↓

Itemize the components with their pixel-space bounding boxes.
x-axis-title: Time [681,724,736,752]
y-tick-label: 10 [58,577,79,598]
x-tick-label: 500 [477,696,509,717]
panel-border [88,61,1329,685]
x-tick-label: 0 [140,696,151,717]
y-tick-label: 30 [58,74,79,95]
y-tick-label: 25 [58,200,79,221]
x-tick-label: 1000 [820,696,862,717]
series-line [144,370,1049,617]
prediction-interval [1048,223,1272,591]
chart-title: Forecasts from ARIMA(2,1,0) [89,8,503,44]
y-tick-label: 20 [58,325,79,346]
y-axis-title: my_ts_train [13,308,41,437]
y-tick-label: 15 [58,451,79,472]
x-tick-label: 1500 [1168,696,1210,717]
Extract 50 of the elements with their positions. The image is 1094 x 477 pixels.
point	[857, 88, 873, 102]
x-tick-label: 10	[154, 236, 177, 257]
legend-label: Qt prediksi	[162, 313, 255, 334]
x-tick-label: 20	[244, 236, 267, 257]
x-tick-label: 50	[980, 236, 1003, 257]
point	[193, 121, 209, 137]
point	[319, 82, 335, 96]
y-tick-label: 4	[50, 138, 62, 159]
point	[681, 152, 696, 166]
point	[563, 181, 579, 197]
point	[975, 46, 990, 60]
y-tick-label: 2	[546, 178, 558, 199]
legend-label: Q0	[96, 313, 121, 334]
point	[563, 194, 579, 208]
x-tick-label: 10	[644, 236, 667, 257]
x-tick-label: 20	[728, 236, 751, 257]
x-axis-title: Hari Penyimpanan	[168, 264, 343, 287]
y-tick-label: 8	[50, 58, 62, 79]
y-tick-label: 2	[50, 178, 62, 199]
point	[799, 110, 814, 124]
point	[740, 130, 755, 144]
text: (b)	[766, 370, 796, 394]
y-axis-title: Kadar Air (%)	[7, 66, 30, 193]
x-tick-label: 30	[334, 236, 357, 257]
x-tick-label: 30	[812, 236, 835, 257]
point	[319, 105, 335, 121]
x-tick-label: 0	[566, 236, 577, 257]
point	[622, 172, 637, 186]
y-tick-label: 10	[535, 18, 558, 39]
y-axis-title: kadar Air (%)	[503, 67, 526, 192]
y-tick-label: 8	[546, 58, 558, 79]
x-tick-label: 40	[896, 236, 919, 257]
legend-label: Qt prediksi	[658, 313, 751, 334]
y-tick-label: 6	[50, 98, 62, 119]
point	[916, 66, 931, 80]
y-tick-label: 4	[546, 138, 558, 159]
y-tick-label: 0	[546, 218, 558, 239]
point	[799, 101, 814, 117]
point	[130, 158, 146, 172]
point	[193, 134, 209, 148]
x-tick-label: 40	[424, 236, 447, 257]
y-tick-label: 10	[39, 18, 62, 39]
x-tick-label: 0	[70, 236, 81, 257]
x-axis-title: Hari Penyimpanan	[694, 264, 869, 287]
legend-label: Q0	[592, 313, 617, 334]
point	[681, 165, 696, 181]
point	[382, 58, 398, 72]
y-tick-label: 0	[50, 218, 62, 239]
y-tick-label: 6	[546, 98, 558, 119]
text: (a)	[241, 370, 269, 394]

↑

> [THE TASK]
Switch "series-line" to "trend-line" in the records, starting at the first line and ending at the line that contains "y-axis-title: my_ts_train [13,308,41,437]". Give those lines again with nothing else changed.

> [RESULT OF THIS EXERCISE]
Itemize the components with their pixel-space bounding boxes.
x-axis-title: Time [681,724,736,752]
y-tick-label: 10 [58,577,79,598]
x-tick-label: 500 [477,696,509,717]
panel-border [88,61,1329,685]
x-tick-label: 0 [140,696,151,717]
y-tick-label: 30 [58,74,79,95]
y-tick-label: 25 [58,200,79,221]
x-tick-label: 1000 [820,696,862,717]
trend-line [144,370,1049,617]
prediction-interval [1048,223,1272,591]
chart-title: Forecasts from ARIMA(2,1,0) [89,8,503,44]
y-tick-label: 20 [58,325,79,346]
y-axis-title: my_ts_train [13,308,41,437]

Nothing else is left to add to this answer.